**What is needed**
Go through the records and extract every line with the word "eine".

+++ Input

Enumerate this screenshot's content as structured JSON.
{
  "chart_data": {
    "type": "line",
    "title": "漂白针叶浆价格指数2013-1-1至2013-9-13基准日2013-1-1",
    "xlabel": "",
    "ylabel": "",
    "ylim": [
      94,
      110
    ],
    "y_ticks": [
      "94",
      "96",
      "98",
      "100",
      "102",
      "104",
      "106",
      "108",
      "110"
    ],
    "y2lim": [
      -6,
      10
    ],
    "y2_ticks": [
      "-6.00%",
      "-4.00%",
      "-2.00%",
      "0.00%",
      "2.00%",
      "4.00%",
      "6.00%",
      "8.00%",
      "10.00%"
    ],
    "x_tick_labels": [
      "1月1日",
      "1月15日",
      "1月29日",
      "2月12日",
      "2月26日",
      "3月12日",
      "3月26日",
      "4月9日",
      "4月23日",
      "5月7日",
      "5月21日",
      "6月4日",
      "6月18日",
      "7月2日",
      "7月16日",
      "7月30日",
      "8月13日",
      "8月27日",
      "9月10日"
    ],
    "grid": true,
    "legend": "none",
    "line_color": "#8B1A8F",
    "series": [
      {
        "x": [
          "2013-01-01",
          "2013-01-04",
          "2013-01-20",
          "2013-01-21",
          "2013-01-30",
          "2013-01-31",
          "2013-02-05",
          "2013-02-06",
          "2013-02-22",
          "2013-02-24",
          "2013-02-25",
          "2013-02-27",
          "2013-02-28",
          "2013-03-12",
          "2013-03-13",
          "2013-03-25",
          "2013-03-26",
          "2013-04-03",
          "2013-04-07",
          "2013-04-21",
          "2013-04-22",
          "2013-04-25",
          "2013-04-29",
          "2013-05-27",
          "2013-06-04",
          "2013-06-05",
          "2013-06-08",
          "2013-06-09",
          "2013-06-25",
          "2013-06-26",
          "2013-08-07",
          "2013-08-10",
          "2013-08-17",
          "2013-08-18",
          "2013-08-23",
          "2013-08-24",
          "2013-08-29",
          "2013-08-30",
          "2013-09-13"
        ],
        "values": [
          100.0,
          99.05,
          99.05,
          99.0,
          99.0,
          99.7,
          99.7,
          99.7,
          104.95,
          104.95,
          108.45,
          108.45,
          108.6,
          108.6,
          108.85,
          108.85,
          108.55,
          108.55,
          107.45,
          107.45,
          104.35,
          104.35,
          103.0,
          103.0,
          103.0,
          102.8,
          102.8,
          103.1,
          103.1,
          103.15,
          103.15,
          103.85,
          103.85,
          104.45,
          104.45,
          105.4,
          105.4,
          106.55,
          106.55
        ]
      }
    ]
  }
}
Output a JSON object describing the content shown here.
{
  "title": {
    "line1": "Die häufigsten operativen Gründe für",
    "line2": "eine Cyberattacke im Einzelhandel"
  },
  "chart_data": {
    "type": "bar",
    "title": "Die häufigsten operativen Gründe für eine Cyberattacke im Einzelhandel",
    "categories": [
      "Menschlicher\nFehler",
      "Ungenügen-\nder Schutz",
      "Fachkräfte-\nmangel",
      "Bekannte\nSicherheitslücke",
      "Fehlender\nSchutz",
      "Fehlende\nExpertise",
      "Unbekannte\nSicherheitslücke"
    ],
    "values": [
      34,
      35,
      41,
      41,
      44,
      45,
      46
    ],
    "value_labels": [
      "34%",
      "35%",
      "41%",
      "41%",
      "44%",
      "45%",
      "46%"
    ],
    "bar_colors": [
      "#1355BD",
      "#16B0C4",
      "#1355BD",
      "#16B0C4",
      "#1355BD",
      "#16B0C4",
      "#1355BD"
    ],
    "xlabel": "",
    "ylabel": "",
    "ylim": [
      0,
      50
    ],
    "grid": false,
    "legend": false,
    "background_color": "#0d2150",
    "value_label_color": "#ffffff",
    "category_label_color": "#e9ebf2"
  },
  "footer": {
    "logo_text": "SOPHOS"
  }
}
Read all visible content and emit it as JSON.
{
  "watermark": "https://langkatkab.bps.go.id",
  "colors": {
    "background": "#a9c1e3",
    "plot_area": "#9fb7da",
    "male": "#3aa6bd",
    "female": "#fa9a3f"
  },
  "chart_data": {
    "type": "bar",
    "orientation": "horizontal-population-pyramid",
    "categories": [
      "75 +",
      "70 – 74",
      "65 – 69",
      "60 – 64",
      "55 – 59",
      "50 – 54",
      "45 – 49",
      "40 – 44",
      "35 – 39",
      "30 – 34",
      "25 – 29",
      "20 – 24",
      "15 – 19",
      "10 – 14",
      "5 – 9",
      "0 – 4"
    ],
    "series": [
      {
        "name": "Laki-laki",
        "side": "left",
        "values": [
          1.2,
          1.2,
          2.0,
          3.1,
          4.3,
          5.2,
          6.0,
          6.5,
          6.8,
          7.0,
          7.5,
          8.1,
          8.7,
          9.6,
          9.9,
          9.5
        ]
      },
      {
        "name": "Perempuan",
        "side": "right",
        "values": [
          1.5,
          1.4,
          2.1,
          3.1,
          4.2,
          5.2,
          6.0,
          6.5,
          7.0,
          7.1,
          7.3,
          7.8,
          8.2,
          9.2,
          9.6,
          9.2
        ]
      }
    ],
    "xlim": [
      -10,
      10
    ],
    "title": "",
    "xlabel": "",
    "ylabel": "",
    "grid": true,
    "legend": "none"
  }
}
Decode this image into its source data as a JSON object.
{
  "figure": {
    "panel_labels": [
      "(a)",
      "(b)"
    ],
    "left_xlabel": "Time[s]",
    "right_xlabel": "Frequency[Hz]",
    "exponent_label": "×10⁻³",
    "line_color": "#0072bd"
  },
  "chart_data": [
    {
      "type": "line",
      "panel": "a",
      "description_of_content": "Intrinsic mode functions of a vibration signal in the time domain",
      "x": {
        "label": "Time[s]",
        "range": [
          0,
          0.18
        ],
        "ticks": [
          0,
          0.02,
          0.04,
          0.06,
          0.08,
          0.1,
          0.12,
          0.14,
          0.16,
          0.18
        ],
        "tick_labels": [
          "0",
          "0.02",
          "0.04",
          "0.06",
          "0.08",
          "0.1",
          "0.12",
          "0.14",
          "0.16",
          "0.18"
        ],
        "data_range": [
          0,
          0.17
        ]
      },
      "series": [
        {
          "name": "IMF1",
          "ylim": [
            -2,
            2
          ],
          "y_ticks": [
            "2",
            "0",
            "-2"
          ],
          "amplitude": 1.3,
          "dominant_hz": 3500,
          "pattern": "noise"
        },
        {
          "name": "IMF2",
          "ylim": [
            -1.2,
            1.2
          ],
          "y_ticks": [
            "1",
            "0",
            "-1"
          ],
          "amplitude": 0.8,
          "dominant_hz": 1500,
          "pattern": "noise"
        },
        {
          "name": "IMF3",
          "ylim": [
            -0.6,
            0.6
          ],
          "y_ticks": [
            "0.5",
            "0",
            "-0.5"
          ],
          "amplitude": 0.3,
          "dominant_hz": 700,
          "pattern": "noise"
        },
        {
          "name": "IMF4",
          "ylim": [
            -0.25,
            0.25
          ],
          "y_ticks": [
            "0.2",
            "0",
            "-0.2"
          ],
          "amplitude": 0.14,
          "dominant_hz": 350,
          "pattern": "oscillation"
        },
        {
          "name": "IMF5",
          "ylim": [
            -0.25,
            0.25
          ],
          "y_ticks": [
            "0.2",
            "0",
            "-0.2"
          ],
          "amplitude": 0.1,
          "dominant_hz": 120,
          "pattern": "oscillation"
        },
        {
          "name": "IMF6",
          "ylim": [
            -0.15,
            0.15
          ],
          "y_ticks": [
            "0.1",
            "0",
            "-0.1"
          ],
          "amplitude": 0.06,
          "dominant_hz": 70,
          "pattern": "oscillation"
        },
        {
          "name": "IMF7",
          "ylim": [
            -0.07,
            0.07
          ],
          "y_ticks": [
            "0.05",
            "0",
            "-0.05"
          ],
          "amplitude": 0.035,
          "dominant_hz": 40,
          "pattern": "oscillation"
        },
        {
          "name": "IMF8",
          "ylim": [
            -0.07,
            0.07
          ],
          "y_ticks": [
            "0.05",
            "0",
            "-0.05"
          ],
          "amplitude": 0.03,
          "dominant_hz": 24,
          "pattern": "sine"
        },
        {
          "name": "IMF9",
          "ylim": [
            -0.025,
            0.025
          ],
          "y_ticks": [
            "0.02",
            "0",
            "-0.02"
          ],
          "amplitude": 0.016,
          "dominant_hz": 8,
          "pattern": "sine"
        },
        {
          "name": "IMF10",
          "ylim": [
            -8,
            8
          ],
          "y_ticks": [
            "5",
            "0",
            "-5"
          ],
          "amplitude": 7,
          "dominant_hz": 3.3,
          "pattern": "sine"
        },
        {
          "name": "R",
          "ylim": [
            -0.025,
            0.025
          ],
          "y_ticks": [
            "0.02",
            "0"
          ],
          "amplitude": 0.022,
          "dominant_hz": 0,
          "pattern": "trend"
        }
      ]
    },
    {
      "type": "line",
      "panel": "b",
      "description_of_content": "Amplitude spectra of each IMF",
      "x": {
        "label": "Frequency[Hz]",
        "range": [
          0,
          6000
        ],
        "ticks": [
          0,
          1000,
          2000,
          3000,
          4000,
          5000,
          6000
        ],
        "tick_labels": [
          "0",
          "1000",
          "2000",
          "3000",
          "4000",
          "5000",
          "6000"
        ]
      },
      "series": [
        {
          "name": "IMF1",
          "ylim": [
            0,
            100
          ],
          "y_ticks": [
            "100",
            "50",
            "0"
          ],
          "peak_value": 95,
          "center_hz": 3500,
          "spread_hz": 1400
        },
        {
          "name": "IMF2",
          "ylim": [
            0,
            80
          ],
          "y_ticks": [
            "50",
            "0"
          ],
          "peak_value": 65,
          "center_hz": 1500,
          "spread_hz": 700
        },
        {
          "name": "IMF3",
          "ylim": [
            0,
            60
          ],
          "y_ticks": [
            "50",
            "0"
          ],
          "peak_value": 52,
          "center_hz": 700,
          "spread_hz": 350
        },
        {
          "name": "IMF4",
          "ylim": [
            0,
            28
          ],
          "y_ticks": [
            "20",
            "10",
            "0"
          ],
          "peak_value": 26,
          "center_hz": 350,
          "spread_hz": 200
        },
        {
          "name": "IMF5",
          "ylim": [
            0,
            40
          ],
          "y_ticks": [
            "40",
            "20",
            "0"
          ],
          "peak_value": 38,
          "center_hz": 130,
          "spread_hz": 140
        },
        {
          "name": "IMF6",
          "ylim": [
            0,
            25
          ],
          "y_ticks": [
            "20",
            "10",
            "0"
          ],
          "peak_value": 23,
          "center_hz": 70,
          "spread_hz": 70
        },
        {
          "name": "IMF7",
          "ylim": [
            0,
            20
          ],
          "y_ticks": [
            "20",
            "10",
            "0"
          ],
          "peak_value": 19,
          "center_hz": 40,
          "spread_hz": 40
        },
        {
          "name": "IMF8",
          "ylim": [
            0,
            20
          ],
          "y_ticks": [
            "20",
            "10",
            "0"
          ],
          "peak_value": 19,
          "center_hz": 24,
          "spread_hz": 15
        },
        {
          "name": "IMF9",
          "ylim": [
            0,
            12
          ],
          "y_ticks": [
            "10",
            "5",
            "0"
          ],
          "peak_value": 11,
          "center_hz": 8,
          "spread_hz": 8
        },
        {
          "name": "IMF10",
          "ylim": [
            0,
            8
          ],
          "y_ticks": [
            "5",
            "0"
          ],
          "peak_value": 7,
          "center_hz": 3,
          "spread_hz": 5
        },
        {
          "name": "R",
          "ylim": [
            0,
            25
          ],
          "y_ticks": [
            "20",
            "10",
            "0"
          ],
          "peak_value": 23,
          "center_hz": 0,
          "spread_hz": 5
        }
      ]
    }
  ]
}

++++++

**Full response**
    "line2": "eine Cyberattacke im Einzelhandel"
    "title": "Die häufigsten operativen Gründe für eine Cyberattacke im Einzelhandel",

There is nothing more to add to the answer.